Dataset rows

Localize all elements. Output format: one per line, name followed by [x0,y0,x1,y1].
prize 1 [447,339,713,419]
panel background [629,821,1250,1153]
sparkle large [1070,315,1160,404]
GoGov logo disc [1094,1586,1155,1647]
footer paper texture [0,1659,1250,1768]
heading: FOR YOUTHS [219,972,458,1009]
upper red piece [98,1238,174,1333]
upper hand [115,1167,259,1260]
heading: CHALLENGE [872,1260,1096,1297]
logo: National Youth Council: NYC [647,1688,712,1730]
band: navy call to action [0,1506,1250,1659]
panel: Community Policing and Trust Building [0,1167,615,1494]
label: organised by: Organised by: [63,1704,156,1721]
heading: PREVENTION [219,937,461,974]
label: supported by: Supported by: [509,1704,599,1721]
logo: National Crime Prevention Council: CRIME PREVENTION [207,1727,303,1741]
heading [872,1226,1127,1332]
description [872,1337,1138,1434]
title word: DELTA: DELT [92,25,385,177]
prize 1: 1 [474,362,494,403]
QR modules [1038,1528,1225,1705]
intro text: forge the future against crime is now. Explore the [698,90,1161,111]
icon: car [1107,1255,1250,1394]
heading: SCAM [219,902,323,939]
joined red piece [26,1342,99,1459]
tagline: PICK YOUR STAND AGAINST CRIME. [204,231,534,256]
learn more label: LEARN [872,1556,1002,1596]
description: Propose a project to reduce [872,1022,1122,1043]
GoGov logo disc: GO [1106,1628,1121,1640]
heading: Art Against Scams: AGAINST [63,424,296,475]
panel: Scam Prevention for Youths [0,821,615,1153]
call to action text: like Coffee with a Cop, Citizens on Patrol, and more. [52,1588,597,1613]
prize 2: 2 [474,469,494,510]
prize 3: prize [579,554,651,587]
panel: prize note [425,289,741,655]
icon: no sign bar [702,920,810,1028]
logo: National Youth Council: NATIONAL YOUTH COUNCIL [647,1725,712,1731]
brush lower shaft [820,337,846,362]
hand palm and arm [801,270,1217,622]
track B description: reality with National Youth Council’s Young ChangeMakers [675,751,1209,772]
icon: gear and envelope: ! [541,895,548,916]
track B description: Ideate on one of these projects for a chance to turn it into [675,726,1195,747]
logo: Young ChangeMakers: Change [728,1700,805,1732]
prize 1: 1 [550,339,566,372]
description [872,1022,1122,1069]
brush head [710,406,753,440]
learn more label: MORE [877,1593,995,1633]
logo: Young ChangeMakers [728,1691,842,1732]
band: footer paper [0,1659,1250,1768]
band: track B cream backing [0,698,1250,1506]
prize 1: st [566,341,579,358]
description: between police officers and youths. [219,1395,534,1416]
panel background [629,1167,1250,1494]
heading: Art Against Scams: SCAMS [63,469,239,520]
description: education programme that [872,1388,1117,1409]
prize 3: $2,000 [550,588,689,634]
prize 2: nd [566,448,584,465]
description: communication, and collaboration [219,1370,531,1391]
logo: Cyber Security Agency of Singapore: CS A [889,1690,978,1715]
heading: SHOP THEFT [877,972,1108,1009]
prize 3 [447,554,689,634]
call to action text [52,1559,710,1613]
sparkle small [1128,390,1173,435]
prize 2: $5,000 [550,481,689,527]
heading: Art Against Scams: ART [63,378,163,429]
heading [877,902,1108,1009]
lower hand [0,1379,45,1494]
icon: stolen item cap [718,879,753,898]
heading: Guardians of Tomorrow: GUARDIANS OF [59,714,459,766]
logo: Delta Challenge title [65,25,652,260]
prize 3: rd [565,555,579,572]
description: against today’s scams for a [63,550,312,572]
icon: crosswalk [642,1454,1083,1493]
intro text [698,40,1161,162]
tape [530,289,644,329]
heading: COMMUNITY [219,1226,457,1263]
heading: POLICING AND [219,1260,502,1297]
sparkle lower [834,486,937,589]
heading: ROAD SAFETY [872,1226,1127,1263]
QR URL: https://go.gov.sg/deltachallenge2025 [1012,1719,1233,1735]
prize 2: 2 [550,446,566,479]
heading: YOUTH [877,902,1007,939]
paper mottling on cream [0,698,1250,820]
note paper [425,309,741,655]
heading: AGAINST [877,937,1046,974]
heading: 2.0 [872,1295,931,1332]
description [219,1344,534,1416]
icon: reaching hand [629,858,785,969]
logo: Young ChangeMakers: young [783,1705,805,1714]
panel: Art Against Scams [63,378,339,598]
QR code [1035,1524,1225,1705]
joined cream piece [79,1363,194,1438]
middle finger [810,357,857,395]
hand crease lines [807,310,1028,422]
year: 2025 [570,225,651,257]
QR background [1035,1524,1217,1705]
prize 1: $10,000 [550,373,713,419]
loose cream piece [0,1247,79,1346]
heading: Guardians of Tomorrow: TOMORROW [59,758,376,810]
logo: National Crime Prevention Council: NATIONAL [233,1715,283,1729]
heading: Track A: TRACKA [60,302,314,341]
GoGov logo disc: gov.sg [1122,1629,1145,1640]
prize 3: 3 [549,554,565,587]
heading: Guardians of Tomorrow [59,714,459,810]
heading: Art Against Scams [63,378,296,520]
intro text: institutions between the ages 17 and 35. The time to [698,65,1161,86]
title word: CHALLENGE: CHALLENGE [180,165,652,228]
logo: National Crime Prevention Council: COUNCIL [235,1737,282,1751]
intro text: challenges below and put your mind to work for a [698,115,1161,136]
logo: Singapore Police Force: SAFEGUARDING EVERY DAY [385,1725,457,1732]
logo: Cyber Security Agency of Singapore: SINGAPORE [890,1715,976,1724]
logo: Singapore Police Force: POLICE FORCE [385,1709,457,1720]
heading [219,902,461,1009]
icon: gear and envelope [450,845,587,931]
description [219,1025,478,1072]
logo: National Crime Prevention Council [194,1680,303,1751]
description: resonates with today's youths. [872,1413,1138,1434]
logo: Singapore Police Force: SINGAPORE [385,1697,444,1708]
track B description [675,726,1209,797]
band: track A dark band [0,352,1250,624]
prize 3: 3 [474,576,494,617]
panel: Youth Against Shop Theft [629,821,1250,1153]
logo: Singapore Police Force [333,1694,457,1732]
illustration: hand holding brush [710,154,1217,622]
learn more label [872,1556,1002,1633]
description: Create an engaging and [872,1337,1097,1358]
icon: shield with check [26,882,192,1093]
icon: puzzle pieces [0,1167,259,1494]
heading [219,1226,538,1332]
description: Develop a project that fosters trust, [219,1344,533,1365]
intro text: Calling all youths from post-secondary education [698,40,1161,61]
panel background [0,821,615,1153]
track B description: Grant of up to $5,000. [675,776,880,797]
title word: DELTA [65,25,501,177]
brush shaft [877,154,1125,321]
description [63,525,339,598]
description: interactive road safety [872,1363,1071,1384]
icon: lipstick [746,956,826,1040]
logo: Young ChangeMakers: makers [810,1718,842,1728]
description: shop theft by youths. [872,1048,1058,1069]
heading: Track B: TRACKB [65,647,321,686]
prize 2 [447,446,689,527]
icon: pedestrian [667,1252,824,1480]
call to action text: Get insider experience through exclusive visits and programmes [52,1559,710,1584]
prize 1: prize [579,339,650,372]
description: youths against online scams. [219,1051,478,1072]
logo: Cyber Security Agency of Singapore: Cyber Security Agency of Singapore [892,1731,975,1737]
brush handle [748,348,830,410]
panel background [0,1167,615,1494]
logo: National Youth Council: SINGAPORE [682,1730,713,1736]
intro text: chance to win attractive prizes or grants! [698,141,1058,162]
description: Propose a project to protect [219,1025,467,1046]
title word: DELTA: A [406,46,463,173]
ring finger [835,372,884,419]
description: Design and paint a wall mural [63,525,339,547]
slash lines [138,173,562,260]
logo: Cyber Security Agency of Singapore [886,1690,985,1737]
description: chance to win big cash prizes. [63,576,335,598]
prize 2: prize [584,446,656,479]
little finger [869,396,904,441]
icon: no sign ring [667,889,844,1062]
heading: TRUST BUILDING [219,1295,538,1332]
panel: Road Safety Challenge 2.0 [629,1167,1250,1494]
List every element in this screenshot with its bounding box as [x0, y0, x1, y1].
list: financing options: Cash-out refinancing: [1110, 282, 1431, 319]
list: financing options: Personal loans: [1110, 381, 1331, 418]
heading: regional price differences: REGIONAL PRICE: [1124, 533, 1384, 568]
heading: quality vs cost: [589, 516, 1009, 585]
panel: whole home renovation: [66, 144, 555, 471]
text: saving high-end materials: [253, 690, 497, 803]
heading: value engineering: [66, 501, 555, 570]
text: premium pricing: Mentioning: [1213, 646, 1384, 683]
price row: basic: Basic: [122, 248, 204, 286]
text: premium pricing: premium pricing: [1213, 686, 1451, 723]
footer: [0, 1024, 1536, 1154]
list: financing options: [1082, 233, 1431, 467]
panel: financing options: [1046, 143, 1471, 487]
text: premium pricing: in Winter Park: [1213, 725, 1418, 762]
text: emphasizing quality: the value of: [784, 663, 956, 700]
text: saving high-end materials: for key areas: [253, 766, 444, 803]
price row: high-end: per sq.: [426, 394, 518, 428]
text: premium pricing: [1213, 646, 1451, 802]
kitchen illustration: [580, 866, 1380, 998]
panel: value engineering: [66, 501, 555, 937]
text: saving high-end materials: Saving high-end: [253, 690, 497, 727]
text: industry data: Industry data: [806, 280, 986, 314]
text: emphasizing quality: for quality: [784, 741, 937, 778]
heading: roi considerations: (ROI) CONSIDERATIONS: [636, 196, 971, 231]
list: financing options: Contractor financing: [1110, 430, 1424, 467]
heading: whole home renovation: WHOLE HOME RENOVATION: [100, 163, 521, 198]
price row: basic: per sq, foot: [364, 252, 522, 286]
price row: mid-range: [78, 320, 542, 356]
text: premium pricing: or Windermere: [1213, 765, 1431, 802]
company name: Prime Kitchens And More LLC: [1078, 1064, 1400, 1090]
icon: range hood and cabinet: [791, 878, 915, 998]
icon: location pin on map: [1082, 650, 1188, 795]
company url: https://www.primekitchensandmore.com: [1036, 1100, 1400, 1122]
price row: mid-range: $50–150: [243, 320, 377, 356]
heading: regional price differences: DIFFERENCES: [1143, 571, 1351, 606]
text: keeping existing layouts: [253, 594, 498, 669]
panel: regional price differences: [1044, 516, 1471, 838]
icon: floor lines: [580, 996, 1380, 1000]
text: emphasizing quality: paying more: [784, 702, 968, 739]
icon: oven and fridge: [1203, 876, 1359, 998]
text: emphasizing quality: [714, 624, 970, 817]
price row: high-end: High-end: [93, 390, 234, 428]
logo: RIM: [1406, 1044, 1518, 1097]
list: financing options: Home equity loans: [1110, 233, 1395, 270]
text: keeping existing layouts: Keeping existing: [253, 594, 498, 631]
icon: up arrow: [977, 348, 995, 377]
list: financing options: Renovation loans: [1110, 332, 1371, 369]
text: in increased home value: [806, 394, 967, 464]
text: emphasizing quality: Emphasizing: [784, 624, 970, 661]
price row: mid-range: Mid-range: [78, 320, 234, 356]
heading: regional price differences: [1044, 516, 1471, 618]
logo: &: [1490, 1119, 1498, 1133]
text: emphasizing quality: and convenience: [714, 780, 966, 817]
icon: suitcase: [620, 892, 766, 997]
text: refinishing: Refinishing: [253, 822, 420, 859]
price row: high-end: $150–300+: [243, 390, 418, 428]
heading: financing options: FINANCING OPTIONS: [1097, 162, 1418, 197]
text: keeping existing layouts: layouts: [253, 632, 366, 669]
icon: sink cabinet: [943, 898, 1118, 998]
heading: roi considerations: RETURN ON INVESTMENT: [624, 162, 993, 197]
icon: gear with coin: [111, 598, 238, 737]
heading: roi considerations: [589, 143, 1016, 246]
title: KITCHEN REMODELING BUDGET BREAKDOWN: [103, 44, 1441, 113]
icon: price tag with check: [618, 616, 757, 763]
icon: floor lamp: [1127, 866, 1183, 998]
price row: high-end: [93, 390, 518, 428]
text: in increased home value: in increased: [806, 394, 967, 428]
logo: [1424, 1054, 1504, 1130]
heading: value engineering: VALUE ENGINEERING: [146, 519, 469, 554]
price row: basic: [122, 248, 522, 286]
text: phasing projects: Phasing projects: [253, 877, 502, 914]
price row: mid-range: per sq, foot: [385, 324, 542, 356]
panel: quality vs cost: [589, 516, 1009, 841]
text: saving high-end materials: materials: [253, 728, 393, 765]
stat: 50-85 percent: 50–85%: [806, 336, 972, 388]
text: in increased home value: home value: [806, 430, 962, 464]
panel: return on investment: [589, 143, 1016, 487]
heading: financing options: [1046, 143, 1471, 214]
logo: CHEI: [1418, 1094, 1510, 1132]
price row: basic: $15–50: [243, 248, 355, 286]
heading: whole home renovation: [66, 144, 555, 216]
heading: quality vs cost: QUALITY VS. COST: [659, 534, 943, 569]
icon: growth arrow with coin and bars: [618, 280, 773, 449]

Problem to solve: Copy out the material word for word, beginning with its first line and stopping after the line that has "band: navy call to action [0,1506,1250,1659]".

Solved exercise:
Localize all elements. Output format: one per line, name followed by [x0,y0,x1,y1].
prize 1 [447,339,713,419]
panel background [629,821,1250,1153]
sparkle large [1070,315,1160,404]
GoGov logo disc [1094,1586,1155,1647]
footer paper texture [0,1659,1250,1768]
heading: FOR YOUTHS [219,972,458,1009]
upper red piece [98,1238,174,1333]
upper hand [115,1167,259,1260]
heading: CHALLENGE [872,1260,1096,1297]
logo: National Youth Council: NYC [647,1688,712,1730]
band: navy call to action [0,1506,1250,1659]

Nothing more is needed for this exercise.